What is asked: In the records below, work out how many lines hold the word "одновременным". Report the number alone.

Data entries
---

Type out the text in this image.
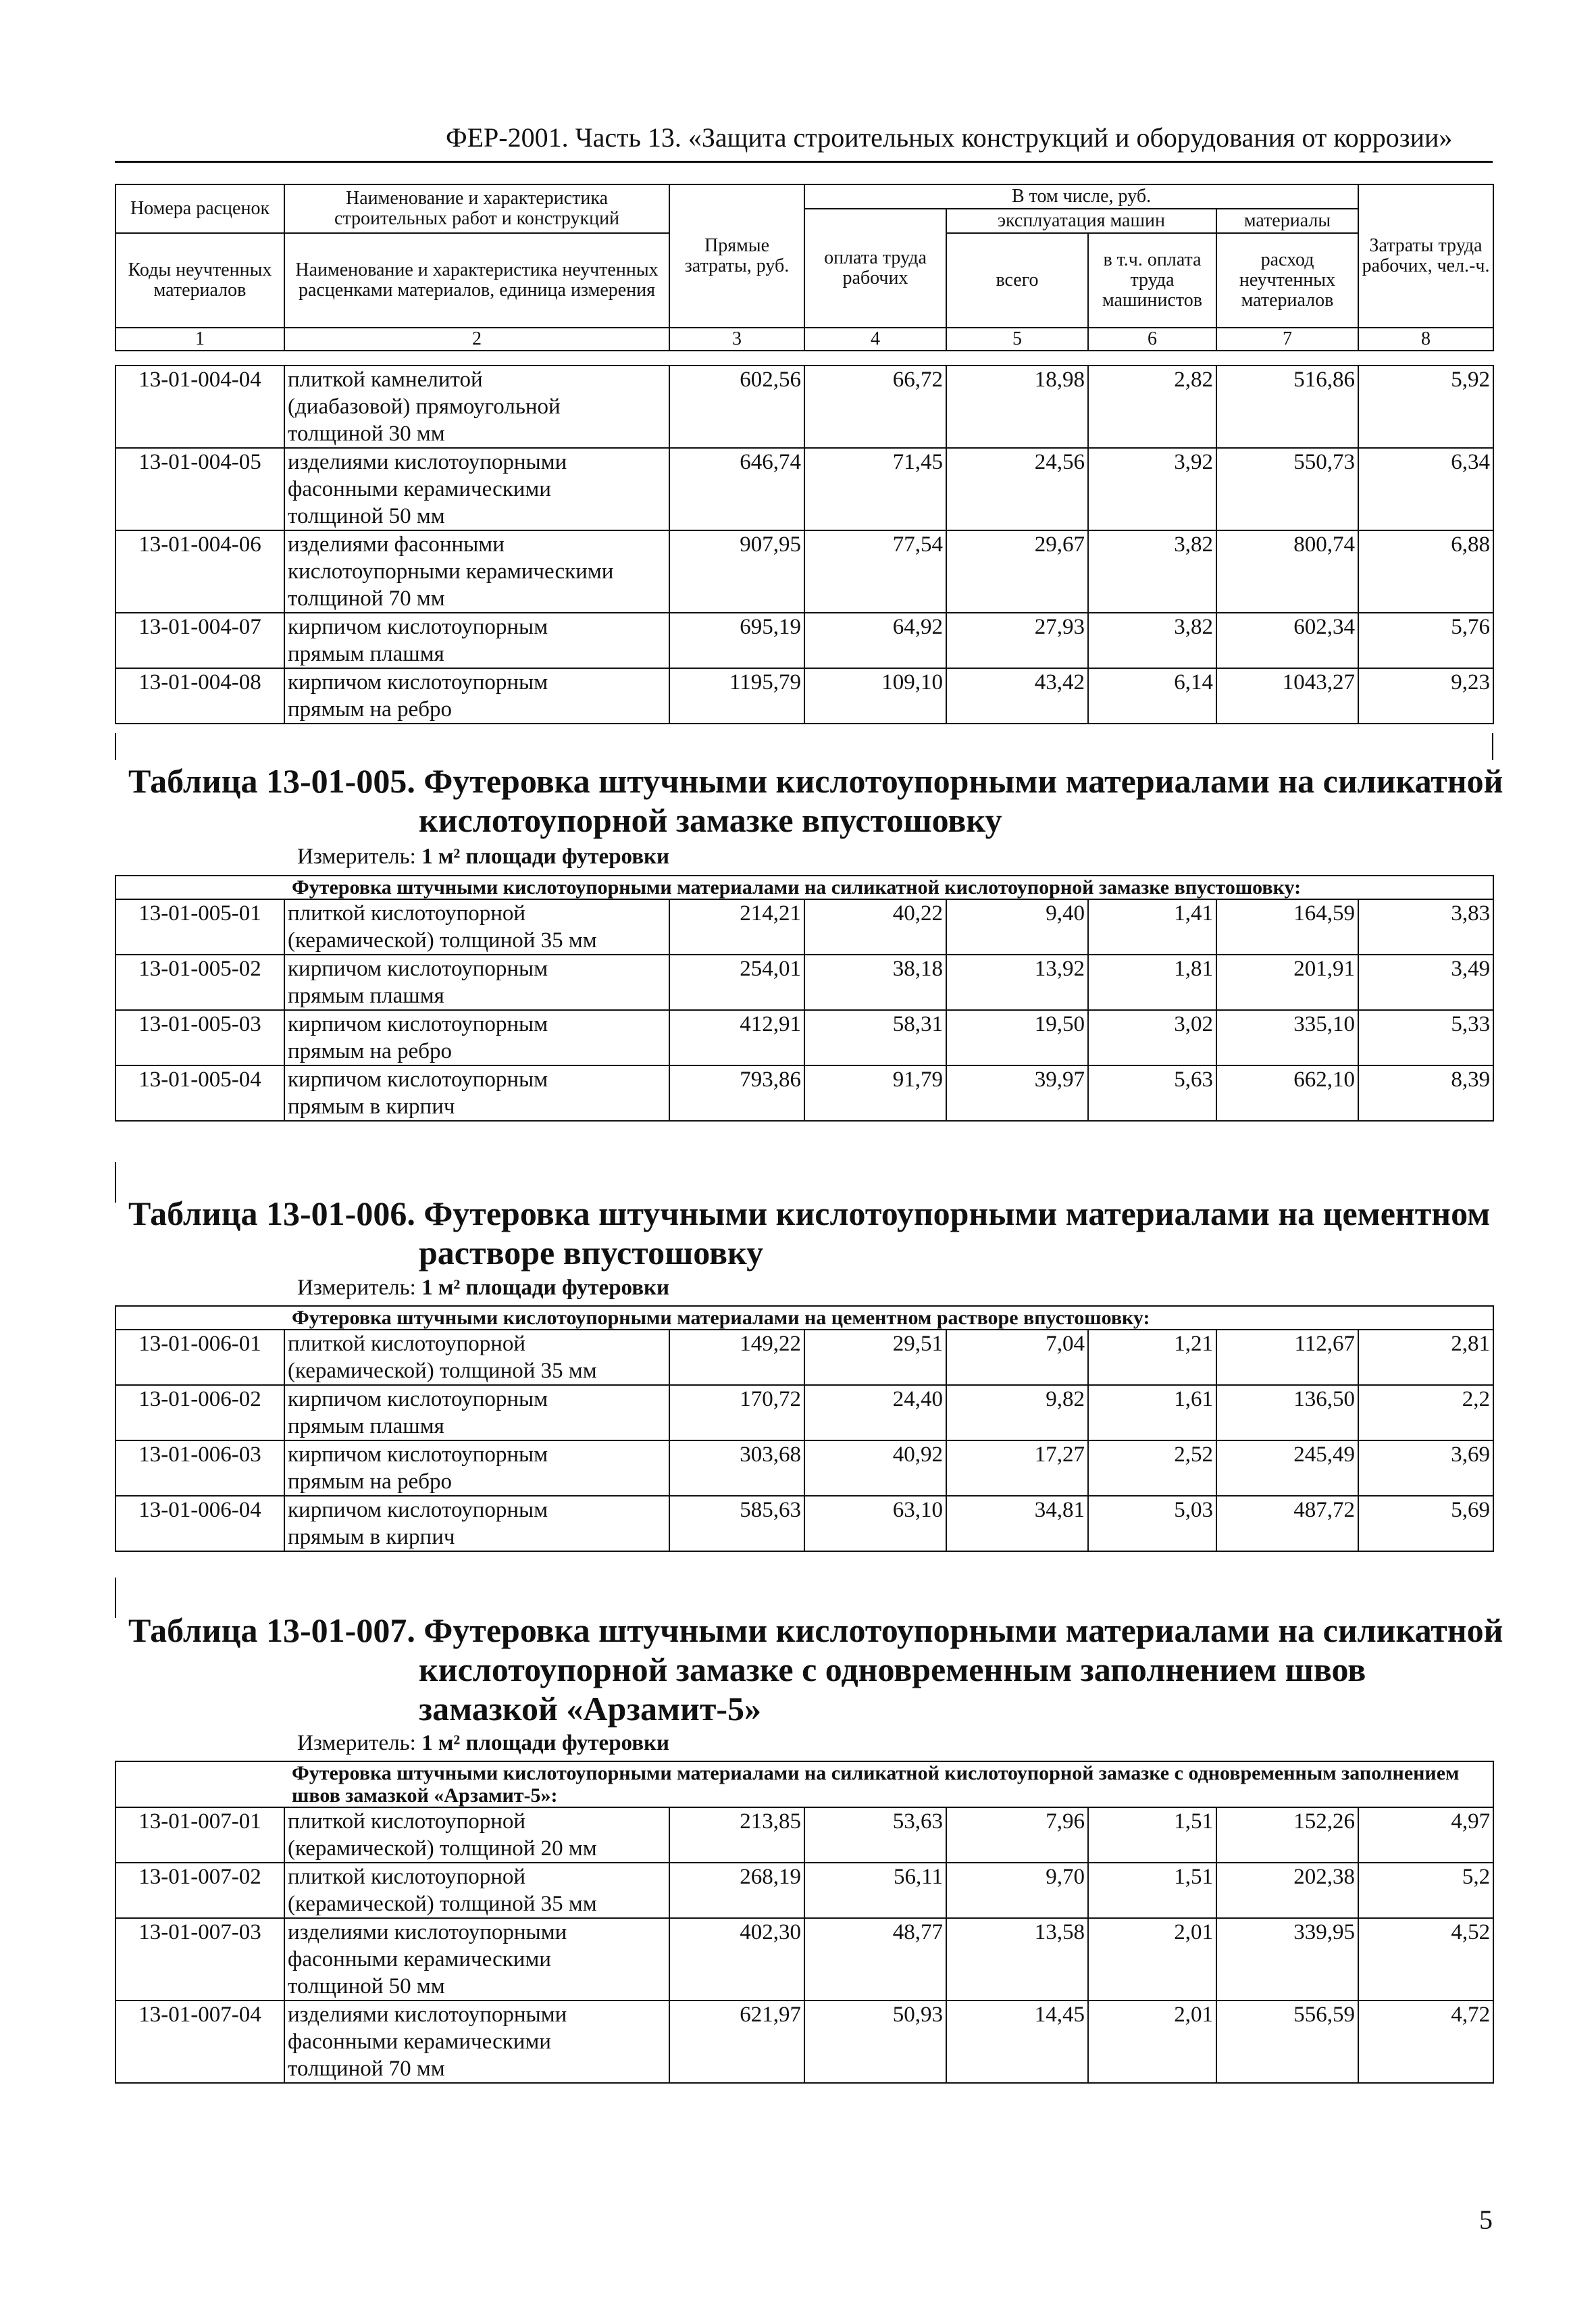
ФЕР-2001. Часть 13. «Защита строительных конструкций и оборудования от коррозии»
Номера расценок	Наименование и характеристика строительных работ и конструкций	Прямые затраты, руб.	В том числе, руб.				Затраты труда рабочих, чел.-ч.
			оплата труда рабочих	эксплуатация машин		материалы	
Коды неучтенных материалов	Наименование и характеристика неучтенных расценками материалов, единица измерения			всего	в т.ч. оплата труда машинистов	расход неучтенных материалов	

1	2	3	4	5	6	7	8
13-01-004-04	плиткой камнелитой
(диабазовой) прямоугольной
толщиной 30 мм	602,56	66,72	18,98	2,82	516,86	5,92
13-01-004-05	изделиями кислотоупорными
фасонными керамическими
толщиной 50 мм	646,74	71,45	24,56	3,92	550,73	6,34
13-01-004-06	изделиями фасонными
кислотоупорными керамическими
толщиной 70 мм	907,95	77,54	29,67	3,82	800,74	6,88
13-01-004-07	кирпичом кислотоупорным
прямым плашмя	695,19	64,92	27,93	3,82	602,34	5,76
13-01-004-08	кирпичом кислотоупорным
прямым на ребро	1195,79	109,10	43,42	6,14	1043,27	9,23
Таблица 13-01-005. Футеровка штучными кислотоупорными материалами на силикатной
кислотоупорной замазке впустошовку
Измеритель: 1 м² площади футеровки
Футеровка штучными кислотоупорными материалами на силикатной кислотоупорной замазке впустошовку:							
13-01-005-01	плиткой кислотоупорной
(керамической) толщиной 35 мм	214,21	40,22	9,40	1,41	164,59	3,83
13-01-005-02	кирпичом кислотоупорным
прямым плашмя	254,01	38,18	13,92	1,81	201,91	3,49
13-01-005-03	кирпичом кислотоупорным
прямым на ребро	412,91	58,31	19,50	3,02	335,10	5,33
13-01-005-04	кирпичом кислотоупорным
прямым в кирпич	793,86	91,79	39,97	5,63	662,10	8,39
Таблица 13-01-006. Футеровка штучными кислотоупорными материалами на цементном
растворе впустошовку
Измеритель: 1 м² площади футеровки
Футеровка штучными кислотоупорными материалами на цементном растворе впустошовку:							
13-01-006-01	плиткой кислотоупорной
(керамической) толщиной 35 мм	149,22	29,51	7,04	1,21	112,67	2,81
13-01-006-02	кирпичом кислотоупорным
прямым плашмя	170,72	24,40	9,82	1,61	136,50	2,2
13-01-006-03	кирпичом кислотоупорным
прямым на ребро	303,68	40,92	17,27	2,52	245,49	3,69
13-01-006-04	кирпичом кислотоупорным
прямым в кирпич	585,63	63,10	34,81	5,03	487,72	5,69
Таблица 13-01-007. Футеровка штучными кислотоупорными материалами на силикатной
кислотоупорной замазке с одновременным заполнением швов
замазкой «Арзамит-5»
Измеритель: 1 м² площади футеровки
Футеровка штучными кислотоупорными материалами на силикатной кислотоупорной замазке с одновременным заполнением швов замазкой «Арзамит-5»:							
13-01-007-01	плиткой кислотоупорной
(керамической) толщиной 20 мм	213,85	53,63	7,96	1,51	152,26	4,97
13-01-007-02	плиткой кислотоупорной
(керамической) толщиной 35 мм	268,19	56,11	9,70	1,51	202,38	5,2
13-01-007-03	изделиями кислотоупорными
фасонными керамическими
толщиной 50 мм	402,30	48,77	13,58	2,01	339,95	4,52
13-01-007-04	изделиями кислотоупорными
фасонными керамическими
толщиной 70 мм	621,97	50,93	14,45	2,01	556,59	4,72
5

---

Answer in full: 2